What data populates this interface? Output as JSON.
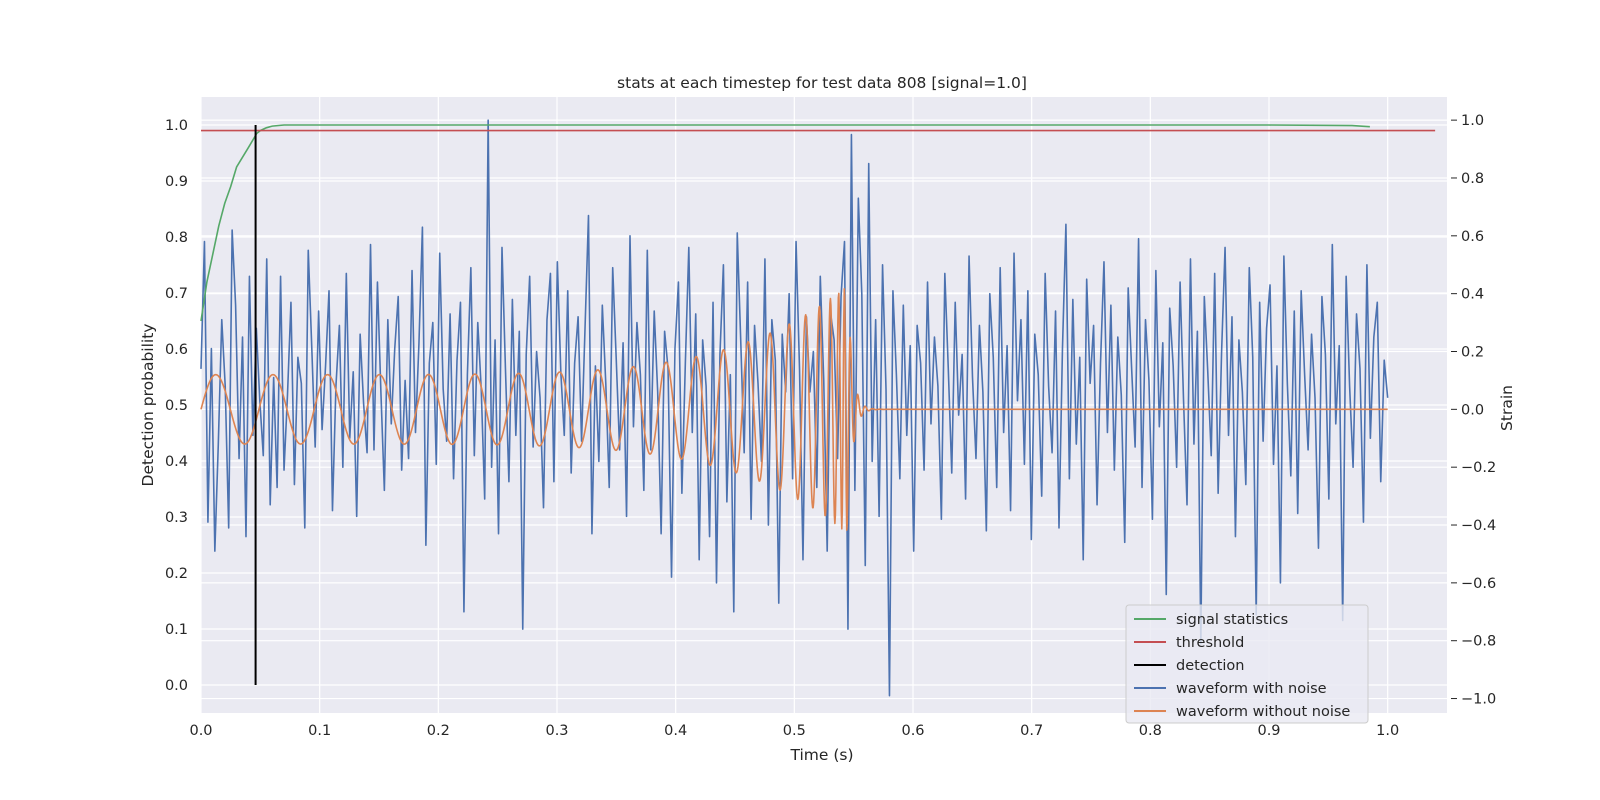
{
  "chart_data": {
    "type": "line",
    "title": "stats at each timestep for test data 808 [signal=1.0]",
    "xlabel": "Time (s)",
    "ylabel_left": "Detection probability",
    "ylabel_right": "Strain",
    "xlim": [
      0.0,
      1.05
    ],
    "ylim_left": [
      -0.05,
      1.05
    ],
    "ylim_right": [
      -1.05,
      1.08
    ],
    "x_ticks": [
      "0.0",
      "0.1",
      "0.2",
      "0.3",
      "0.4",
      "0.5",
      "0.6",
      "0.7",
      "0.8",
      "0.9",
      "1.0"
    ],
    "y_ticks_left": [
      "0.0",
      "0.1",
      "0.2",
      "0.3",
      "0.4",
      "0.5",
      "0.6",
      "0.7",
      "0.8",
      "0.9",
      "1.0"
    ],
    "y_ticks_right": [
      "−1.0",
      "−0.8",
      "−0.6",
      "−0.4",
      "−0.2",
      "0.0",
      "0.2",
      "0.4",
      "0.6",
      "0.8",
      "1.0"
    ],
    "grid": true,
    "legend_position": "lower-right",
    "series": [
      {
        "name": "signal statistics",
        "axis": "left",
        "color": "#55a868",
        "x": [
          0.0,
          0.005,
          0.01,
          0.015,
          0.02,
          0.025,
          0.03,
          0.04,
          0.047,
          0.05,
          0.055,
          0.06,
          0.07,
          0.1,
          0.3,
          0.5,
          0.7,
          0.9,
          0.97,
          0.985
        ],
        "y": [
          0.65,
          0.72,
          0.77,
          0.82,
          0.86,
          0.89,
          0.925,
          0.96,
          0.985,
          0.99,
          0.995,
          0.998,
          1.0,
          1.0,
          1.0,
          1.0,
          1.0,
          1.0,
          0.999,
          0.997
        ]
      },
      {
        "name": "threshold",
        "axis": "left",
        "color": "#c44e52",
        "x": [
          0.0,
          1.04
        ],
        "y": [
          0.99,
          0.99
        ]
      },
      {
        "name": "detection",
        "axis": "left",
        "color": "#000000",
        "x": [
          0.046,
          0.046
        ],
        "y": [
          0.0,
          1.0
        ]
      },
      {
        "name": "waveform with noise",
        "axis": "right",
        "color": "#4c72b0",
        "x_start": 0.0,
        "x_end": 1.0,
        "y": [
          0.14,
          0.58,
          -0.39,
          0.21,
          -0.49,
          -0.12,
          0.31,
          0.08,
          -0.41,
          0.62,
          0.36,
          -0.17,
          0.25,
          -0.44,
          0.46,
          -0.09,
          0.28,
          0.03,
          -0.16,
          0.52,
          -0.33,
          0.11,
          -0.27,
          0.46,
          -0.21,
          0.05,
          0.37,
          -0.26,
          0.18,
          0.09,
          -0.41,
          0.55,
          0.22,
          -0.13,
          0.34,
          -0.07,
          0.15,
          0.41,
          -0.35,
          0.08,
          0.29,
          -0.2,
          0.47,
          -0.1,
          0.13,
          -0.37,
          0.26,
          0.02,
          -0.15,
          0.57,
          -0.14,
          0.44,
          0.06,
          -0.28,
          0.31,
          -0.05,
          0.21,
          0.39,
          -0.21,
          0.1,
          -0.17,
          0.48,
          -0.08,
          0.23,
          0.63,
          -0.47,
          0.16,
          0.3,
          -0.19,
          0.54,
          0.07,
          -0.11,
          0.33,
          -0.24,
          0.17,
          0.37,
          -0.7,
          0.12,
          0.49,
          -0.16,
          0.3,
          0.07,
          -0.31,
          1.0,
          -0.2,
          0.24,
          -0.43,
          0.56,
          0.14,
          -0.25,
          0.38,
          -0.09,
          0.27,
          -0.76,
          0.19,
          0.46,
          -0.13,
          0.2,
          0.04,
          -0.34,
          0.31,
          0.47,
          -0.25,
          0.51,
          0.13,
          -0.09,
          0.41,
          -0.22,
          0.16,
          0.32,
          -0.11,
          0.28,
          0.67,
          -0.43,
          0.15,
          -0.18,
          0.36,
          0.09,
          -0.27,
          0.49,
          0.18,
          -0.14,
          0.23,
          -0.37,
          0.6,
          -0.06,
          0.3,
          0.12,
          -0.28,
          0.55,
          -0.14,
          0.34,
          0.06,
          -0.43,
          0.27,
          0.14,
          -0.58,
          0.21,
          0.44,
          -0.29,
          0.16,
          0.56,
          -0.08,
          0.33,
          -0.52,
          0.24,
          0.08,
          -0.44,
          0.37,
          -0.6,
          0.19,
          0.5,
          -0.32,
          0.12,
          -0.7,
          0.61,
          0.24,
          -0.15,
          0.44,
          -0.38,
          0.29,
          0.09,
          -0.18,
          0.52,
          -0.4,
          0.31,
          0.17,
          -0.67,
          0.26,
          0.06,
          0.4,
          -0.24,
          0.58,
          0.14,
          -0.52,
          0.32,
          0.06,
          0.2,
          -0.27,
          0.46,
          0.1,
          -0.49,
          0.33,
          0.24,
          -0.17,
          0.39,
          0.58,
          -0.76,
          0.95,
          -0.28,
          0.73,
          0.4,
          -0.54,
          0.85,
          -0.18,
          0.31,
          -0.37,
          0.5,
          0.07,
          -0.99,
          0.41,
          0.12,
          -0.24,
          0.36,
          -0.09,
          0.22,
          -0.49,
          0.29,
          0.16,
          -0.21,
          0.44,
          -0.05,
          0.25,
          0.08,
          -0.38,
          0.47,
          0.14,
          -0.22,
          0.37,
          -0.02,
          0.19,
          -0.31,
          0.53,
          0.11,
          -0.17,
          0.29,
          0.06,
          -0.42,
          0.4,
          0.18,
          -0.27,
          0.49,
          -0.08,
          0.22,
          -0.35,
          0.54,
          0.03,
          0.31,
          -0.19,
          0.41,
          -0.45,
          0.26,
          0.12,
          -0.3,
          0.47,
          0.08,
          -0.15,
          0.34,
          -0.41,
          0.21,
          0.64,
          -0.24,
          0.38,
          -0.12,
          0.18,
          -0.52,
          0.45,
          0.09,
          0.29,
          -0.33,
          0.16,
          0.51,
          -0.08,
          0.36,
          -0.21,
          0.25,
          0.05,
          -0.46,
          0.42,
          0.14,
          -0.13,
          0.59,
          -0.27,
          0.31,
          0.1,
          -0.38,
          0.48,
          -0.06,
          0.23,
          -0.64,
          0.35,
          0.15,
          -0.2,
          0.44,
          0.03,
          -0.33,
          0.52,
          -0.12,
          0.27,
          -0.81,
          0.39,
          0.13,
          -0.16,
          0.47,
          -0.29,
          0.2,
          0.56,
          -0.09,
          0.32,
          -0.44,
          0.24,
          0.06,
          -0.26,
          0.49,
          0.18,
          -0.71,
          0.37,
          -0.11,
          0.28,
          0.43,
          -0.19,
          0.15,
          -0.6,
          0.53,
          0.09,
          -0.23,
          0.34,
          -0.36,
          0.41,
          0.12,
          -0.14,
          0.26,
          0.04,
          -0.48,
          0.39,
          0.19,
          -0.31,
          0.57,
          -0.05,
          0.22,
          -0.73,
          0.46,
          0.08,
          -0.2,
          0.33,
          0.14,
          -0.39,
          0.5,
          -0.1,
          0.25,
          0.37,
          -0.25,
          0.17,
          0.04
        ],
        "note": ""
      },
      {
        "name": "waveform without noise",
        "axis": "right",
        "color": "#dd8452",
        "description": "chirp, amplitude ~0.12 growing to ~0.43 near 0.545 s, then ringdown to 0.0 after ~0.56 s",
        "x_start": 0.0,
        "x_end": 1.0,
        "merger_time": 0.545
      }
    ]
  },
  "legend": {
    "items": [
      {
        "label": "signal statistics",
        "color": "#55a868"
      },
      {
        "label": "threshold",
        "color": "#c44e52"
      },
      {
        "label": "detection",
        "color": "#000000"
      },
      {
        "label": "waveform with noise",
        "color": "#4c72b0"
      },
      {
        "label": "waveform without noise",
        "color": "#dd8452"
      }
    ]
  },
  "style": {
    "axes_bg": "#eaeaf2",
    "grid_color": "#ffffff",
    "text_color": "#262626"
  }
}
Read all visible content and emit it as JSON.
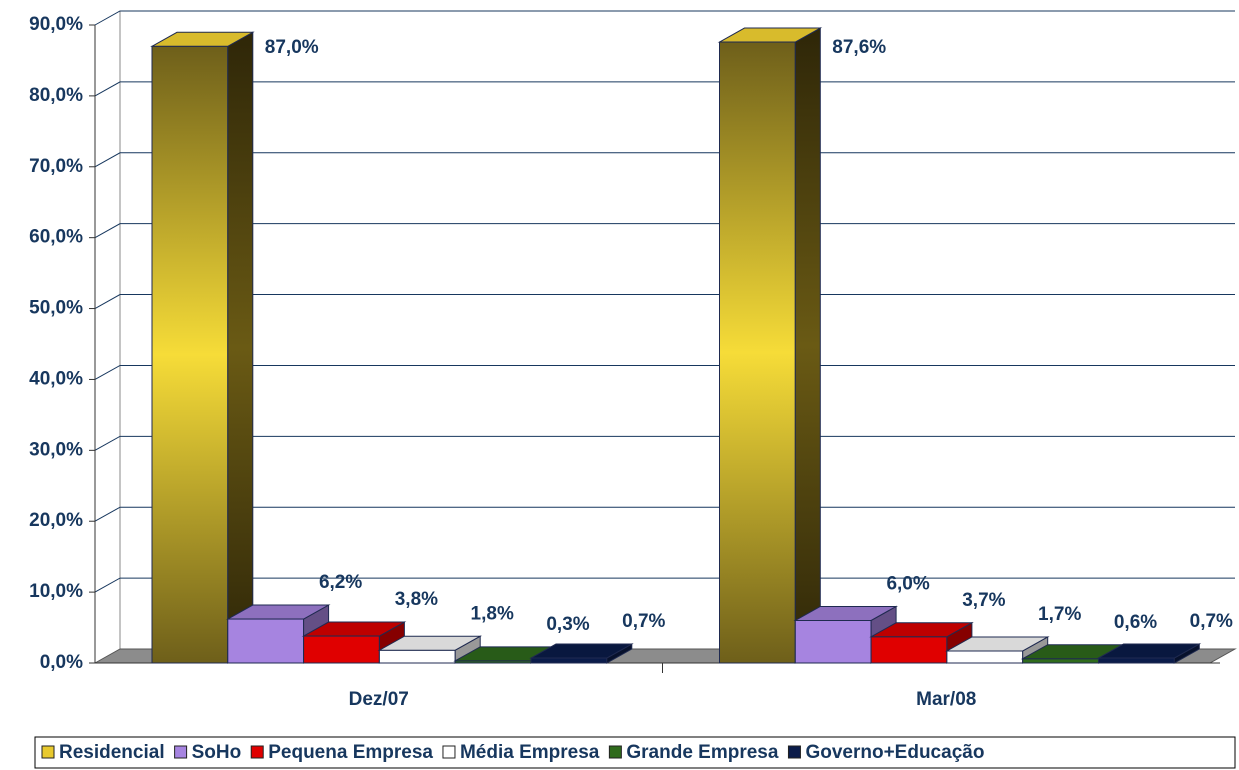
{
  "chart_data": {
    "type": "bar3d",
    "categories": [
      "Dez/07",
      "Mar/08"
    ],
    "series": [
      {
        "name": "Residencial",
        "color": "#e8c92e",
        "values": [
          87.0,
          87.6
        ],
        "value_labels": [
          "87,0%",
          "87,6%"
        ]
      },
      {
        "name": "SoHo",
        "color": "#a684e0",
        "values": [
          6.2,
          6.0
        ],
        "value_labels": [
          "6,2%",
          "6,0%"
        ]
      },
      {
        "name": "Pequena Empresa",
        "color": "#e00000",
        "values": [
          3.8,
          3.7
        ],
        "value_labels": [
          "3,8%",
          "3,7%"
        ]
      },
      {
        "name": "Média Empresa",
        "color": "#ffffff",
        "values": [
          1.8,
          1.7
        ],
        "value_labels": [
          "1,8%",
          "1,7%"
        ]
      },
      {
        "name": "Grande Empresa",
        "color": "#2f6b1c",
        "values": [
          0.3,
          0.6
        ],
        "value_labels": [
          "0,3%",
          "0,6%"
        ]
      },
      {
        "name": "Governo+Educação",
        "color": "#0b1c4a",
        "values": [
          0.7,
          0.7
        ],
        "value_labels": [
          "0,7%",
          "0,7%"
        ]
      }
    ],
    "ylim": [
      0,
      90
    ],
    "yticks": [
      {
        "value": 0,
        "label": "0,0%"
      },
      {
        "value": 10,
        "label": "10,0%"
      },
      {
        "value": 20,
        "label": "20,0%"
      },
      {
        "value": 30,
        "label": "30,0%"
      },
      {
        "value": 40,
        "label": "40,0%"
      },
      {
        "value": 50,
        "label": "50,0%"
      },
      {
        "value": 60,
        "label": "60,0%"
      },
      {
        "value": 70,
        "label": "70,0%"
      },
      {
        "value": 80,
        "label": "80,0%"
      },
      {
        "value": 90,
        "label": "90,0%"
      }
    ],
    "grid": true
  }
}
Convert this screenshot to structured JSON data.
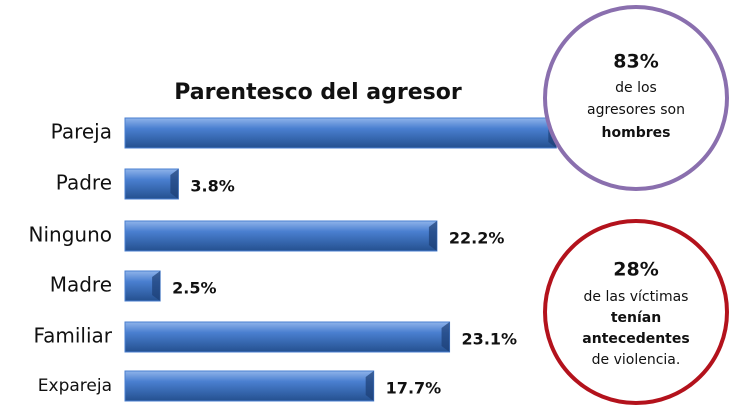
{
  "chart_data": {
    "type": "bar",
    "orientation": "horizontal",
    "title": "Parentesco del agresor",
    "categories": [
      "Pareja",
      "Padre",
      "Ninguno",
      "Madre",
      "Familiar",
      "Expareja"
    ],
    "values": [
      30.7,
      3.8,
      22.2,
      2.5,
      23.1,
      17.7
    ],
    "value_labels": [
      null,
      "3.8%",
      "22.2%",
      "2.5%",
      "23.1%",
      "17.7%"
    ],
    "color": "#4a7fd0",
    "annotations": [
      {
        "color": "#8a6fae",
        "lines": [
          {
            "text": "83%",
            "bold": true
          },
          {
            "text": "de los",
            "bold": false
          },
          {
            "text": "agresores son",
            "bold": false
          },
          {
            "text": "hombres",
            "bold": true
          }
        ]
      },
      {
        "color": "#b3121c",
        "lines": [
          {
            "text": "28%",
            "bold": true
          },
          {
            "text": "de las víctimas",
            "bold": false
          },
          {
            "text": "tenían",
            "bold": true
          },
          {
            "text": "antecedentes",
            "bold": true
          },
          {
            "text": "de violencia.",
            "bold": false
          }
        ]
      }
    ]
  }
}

## YOUR TASK
Where a line in the entries holds "this", copy that line.

## ANSWER TO THE PROBLEM
What data populates this interface? Output as JSON.
Convert this screenshot to structured JSON data.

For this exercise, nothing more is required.